▶ _GOAL OF THE EXERCISE_
Show only lines that include "source".
***
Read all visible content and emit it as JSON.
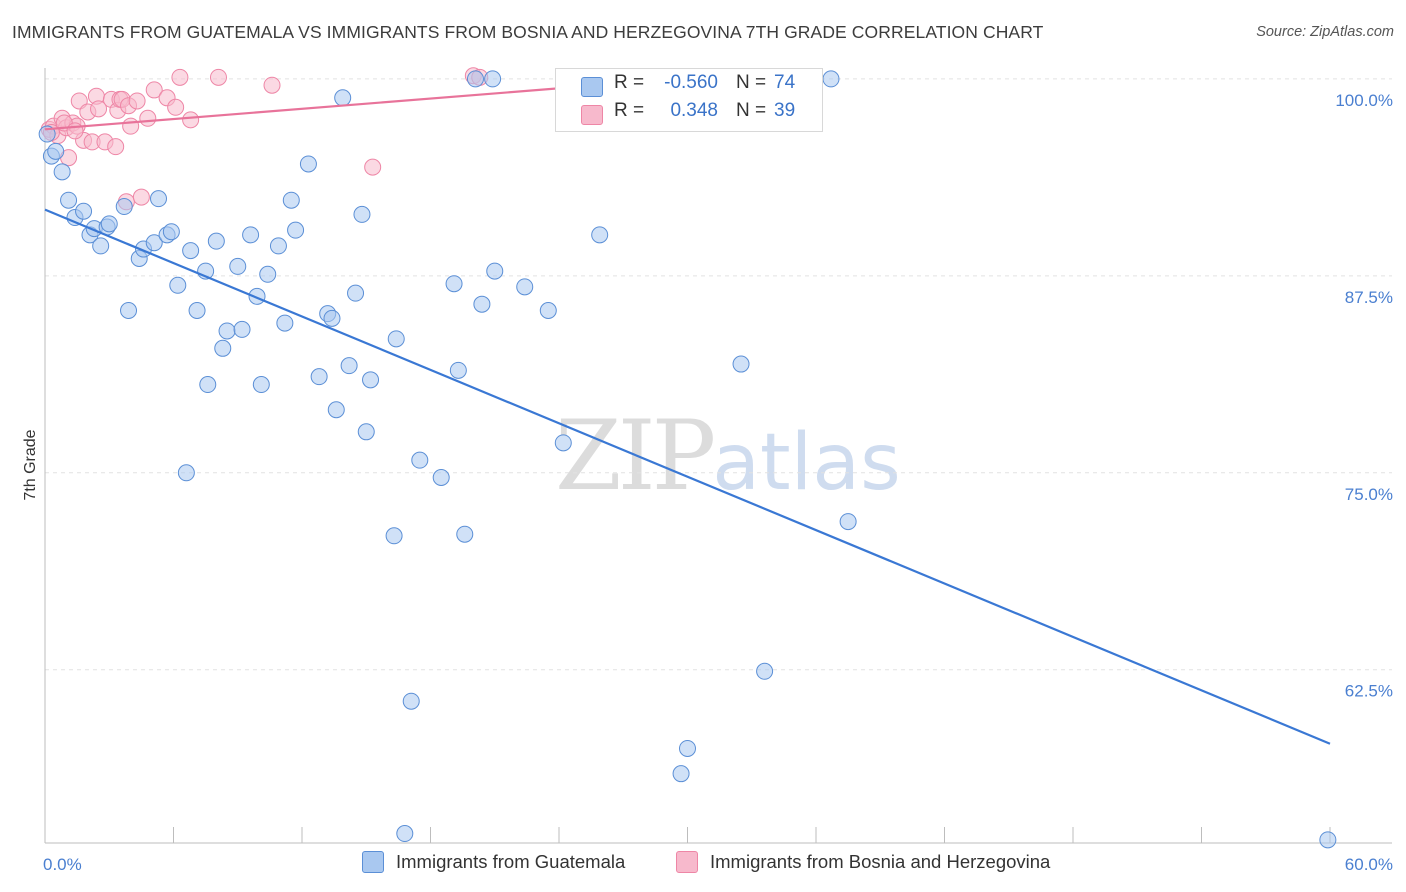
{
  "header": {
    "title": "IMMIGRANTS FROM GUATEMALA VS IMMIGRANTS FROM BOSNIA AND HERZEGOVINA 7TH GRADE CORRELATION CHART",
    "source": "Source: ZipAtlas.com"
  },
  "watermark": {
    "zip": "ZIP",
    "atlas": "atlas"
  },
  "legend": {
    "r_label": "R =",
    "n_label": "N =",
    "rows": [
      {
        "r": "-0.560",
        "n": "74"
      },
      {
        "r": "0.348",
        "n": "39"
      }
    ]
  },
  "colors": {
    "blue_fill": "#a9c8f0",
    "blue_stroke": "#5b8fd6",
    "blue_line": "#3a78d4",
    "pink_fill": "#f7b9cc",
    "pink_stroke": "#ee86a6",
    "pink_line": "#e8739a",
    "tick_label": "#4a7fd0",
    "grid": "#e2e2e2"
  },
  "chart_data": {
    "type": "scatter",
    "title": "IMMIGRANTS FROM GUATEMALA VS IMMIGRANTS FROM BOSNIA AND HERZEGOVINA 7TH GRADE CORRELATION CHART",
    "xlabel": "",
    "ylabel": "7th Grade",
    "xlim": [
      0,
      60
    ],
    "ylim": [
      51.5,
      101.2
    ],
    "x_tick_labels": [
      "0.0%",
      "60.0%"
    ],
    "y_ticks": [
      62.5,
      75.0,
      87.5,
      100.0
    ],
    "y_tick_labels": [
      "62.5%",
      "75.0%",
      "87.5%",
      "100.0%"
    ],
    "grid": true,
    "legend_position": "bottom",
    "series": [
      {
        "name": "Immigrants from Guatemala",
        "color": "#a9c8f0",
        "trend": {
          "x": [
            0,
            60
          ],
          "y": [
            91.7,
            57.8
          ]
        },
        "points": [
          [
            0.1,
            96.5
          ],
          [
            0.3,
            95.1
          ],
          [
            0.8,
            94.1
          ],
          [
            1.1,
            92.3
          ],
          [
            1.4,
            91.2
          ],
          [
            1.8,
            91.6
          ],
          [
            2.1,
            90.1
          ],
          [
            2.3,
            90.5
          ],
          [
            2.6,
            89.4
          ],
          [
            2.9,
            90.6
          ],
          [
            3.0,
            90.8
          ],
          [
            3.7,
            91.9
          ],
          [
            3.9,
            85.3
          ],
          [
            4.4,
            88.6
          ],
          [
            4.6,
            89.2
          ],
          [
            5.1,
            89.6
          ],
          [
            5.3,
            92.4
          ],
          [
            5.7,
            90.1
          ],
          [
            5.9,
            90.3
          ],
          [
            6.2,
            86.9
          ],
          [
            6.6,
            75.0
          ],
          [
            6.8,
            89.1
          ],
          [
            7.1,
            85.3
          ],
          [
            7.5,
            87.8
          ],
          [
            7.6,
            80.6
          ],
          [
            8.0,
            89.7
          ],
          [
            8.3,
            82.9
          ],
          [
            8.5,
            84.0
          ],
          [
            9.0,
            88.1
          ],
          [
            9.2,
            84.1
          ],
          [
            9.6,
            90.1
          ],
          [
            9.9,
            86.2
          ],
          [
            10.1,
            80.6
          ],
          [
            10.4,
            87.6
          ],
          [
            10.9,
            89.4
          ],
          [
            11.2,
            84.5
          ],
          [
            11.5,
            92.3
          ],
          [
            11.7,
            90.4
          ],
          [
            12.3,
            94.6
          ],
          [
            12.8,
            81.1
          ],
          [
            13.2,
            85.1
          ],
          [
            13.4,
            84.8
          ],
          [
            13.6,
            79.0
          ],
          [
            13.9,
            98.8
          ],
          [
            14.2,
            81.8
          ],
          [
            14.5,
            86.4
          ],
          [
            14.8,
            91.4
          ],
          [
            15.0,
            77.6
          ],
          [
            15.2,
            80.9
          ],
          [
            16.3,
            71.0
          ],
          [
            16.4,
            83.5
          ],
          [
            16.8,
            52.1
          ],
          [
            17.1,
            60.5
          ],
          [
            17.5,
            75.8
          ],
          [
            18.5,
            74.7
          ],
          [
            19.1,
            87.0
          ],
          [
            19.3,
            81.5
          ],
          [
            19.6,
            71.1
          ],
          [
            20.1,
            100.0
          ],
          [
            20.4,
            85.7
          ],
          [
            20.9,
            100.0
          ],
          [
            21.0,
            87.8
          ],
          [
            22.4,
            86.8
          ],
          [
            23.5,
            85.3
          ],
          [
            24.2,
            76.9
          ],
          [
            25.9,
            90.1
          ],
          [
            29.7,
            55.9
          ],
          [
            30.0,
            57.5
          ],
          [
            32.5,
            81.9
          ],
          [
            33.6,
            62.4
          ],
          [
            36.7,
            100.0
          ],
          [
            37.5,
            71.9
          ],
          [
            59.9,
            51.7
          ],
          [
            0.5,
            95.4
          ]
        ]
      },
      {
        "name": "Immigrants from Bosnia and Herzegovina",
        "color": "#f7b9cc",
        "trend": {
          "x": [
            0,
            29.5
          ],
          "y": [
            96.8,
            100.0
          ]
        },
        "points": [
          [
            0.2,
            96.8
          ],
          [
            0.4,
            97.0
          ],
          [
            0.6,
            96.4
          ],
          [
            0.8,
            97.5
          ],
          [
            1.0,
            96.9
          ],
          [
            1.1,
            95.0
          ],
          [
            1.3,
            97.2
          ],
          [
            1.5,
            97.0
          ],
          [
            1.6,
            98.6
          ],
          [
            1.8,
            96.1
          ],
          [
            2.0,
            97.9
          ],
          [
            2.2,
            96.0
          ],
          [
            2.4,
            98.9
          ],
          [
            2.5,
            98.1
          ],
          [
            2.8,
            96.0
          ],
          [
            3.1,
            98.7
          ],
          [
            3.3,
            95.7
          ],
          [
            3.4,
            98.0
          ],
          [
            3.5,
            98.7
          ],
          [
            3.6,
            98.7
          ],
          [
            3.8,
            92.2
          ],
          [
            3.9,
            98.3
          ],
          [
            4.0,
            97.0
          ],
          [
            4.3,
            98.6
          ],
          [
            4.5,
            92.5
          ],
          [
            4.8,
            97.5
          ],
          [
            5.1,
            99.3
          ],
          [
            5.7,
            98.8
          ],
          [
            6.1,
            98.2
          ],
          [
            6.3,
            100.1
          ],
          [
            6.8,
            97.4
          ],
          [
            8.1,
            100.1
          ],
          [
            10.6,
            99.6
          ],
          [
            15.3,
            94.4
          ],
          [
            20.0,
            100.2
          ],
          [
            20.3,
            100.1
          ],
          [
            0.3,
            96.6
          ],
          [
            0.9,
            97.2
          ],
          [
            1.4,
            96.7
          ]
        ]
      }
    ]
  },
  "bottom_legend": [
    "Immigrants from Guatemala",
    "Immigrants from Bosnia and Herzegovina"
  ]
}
***
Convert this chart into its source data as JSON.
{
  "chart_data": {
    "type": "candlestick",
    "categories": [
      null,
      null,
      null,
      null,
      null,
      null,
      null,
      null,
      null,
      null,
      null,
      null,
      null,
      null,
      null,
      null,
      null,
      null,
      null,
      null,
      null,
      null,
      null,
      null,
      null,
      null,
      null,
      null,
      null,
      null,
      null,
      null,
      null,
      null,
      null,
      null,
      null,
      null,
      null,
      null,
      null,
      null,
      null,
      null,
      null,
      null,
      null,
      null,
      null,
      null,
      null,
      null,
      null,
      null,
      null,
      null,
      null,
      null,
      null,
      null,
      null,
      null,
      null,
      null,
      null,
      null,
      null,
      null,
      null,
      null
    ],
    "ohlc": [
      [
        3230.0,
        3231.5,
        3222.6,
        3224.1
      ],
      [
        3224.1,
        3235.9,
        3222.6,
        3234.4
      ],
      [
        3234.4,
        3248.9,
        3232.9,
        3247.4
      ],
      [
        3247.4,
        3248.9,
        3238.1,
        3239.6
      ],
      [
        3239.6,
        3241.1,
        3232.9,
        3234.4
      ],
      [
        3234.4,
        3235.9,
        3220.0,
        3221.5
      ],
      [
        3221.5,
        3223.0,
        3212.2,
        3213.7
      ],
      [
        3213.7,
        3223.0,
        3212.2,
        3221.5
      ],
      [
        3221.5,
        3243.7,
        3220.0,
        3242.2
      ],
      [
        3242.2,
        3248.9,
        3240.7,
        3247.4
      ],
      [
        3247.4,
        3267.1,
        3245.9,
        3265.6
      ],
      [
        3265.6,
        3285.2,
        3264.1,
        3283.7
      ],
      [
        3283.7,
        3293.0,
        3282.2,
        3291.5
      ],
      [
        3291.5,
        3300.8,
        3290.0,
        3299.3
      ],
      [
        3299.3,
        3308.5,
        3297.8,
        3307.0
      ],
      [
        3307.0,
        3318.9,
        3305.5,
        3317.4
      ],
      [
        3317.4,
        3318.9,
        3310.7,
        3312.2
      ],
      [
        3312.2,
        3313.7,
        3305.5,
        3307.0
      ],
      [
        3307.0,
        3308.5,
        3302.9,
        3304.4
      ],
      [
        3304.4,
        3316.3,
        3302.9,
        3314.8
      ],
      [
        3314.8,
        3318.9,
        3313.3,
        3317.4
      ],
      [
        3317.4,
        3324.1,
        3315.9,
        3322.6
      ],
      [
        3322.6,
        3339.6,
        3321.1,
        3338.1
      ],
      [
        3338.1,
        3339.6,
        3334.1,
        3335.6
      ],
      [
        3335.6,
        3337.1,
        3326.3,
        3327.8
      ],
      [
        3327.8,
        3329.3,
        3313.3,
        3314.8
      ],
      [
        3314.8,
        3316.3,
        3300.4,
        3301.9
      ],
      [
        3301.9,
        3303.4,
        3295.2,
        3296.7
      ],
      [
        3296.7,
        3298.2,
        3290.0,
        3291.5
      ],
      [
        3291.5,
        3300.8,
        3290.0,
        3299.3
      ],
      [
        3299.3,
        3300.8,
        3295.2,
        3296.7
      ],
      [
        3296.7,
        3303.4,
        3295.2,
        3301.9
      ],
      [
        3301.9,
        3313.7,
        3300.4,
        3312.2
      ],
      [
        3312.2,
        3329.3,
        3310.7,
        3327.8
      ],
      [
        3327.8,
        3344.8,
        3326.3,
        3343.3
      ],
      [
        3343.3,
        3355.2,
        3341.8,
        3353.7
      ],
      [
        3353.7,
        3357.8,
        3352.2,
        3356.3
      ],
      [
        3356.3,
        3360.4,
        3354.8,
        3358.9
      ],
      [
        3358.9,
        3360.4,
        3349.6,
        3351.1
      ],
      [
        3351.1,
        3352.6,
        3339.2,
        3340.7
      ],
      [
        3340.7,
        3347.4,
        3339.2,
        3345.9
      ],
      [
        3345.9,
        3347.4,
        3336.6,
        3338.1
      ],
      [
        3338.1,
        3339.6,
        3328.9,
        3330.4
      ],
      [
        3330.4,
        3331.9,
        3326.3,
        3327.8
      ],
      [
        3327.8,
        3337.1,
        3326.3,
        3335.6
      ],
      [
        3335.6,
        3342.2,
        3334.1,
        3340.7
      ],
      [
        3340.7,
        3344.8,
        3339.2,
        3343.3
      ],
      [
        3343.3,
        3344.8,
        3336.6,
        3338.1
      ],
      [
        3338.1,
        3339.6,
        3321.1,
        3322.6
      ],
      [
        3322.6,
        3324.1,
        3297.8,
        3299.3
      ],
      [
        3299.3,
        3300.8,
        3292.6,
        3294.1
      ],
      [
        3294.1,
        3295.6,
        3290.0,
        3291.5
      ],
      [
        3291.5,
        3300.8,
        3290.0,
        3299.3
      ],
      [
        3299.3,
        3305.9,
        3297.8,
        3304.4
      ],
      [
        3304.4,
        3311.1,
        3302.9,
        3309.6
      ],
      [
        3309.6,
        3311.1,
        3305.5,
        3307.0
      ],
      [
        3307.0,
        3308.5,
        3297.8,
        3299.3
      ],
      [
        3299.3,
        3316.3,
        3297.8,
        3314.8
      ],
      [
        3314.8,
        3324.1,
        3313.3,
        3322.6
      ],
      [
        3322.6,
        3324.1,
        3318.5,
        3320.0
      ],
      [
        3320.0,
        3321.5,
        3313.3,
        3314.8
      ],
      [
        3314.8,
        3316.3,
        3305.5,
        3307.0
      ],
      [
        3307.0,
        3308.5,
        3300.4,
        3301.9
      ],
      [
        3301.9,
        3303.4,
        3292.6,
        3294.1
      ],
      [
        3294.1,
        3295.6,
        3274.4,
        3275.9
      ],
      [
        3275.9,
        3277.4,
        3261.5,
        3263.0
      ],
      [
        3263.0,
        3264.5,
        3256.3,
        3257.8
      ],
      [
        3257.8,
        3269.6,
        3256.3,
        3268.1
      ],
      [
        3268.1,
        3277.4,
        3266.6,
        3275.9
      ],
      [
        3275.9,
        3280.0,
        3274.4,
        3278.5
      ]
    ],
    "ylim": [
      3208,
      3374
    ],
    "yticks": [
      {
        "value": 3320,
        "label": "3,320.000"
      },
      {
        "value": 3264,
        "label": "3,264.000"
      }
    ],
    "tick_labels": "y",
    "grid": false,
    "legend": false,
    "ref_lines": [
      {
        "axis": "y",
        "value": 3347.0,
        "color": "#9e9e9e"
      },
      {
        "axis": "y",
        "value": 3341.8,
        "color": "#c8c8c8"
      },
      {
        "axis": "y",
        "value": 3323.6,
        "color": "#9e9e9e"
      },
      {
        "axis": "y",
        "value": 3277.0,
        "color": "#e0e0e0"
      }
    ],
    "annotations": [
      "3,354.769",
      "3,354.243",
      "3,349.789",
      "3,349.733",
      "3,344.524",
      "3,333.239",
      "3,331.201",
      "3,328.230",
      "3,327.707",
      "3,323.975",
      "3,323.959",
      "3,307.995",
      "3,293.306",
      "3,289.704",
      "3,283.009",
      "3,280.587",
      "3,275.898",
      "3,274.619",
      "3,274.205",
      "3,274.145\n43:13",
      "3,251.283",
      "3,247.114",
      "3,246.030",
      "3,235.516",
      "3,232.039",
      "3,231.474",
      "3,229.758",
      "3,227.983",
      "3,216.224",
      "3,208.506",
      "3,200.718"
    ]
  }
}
***
▶ _FINAL RESULT_
    "source": "Source: ZipAtlas.com"
Convert this chart into its source data as JSON.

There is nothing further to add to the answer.